Set exercise: Locate the string "subject" in the listing below. Copy every line where it is found.

Data section:
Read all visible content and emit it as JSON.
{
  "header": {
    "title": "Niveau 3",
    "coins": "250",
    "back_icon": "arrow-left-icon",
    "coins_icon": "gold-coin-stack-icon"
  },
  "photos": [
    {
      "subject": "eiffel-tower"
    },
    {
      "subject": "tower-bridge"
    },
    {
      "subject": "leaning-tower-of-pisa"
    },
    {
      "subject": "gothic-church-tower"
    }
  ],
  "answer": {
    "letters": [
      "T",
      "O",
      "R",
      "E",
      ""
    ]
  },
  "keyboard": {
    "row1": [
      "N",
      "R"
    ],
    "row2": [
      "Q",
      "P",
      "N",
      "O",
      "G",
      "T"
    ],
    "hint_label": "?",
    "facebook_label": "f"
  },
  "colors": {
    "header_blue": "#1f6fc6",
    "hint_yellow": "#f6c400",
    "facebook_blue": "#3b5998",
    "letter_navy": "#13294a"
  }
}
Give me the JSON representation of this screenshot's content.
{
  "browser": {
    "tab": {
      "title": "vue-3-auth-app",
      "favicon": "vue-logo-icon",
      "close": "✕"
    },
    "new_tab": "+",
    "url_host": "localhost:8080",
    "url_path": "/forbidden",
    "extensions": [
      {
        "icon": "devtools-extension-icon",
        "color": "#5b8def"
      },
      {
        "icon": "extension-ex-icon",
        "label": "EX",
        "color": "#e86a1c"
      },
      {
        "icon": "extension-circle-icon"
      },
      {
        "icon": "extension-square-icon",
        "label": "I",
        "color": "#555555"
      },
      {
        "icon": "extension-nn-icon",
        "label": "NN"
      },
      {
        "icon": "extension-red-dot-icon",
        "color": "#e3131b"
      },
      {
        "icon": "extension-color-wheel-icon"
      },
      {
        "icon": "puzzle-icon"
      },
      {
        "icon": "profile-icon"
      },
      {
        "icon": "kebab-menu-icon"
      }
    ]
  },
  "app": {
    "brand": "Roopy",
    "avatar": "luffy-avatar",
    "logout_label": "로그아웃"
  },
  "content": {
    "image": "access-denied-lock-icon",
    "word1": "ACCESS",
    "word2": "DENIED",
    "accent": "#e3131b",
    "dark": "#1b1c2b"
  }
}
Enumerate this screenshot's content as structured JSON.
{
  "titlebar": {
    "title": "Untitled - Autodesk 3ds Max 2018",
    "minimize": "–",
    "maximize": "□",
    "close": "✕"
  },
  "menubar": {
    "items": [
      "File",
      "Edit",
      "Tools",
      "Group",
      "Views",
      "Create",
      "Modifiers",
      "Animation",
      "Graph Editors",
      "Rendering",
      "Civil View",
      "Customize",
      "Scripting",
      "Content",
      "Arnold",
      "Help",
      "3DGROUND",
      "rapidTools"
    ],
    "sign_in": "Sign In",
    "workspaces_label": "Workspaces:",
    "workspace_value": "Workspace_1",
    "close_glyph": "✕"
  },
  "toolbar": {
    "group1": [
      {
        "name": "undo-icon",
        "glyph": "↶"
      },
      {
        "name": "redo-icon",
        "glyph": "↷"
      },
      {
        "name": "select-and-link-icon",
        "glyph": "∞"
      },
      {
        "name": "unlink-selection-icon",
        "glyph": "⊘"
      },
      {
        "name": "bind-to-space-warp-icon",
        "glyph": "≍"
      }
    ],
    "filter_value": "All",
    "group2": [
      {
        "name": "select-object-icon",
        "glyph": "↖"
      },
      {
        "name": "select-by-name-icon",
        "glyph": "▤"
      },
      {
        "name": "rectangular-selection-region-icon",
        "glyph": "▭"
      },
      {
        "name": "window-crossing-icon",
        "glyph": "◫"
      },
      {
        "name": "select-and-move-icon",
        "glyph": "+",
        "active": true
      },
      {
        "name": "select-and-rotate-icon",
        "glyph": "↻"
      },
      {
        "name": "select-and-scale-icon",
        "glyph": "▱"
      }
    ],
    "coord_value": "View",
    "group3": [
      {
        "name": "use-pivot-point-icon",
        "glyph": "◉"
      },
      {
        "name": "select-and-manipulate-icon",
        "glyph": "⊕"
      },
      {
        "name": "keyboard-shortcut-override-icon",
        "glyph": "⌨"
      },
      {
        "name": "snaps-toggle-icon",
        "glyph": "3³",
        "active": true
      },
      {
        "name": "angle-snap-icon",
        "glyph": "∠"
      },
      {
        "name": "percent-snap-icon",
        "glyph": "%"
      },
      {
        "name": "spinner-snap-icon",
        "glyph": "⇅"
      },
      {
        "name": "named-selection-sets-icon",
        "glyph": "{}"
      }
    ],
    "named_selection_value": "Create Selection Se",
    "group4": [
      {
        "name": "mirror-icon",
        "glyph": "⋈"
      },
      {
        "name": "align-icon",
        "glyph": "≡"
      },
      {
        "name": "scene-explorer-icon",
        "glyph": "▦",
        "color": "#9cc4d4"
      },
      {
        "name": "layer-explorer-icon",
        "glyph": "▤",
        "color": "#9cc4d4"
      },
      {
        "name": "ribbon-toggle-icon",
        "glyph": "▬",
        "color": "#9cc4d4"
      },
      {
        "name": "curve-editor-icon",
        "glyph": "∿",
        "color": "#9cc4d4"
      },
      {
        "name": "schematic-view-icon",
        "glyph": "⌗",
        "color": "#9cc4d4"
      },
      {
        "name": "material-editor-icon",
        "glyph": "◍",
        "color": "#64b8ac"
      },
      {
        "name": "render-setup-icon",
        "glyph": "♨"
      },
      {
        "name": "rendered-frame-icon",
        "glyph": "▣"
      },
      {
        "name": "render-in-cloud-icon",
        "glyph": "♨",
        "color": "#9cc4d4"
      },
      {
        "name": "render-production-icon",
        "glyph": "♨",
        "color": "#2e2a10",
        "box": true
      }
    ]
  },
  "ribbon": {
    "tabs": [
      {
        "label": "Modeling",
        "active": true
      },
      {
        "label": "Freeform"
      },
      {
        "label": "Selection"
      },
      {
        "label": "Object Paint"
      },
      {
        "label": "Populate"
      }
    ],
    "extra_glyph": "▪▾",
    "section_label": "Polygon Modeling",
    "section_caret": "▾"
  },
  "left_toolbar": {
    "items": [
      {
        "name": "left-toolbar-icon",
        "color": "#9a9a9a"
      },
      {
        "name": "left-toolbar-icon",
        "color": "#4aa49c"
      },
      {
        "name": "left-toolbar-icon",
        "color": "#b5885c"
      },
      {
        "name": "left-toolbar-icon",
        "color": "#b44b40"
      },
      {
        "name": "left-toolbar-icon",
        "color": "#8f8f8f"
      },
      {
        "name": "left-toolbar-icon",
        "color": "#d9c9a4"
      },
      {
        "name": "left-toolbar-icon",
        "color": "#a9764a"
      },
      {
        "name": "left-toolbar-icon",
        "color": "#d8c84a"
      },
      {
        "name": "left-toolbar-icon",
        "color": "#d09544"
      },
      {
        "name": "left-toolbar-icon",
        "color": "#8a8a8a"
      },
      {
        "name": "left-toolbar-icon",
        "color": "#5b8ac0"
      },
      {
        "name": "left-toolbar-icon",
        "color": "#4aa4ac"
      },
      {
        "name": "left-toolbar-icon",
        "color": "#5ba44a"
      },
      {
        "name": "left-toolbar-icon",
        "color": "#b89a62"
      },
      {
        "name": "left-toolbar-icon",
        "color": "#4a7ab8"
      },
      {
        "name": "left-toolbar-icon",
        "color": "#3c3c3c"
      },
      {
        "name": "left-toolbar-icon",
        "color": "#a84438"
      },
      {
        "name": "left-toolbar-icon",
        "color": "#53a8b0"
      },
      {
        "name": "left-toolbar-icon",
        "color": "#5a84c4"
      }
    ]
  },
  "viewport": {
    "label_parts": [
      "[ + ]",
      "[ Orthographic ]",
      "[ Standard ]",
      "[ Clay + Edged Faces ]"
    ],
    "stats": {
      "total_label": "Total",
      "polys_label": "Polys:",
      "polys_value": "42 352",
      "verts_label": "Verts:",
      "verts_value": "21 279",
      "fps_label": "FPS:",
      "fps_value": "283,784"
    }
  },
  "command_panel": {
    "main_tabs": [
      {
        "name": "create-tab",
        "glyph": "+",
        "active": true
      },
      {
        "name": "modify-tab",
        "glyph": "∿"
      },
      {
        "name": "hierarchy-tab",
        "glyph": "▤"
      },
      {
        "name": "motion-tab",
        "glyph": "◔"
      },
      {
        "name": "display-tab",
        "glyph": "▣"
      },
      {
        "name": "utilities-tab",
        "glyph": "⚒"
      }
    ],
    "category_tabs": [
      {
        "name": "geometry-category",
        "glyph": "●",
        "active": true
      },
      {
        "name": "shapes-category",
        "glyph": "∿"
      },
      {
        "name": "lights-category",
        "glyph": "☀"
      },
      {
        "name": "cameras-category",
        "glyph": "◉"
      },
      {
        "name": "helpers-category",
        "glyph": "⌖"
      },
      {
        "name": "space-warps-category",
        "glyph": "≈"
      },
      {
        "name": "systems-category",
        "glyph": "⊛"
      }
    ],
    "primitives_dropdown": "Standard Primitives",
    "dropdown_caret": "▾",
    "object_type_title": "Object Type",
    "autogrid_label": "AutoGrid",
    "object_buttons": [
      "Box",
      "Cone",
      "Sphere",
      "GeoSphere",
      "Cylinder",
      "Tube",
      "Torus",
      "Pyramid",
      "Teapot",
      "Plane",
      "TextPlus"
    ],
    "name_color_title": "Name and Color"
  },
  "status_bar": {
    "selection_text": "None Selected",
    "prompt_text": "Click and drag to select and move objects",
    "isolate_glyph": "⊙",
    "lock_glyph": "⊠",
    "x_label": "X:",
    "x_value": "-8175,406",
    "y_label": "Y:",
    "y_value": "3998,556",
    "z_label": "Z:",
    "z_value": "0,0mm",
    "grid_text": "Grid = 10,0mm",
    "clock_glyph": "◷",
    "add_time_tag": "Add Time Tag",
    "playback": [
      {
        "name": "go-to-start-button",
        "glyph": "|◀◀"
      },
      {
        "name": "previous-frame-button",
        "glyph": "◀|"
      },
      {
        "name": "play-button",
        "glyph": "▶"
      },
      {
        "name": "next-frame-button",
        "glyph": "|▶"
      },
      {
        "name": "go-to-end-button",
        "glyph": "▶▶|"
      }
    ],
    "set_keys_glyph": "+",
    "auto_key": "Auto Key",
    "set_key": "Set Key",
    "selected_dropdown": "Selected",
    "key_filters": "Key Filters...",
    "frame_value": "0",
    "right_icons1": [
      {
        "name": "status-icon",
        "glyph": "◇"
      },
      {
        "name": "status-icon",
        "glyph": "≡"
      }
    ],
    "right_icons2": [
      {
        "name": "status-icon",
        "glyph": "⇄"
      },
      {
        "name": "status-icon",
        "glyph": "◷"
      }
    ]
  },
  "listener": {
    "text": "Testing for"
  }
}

Expected output:
      "subject": "eiffel-tower"
      "subject": "tower-bridge"
      "subject": "leaning-tower-of-pisa"
      "subject": "gothic-church-tower"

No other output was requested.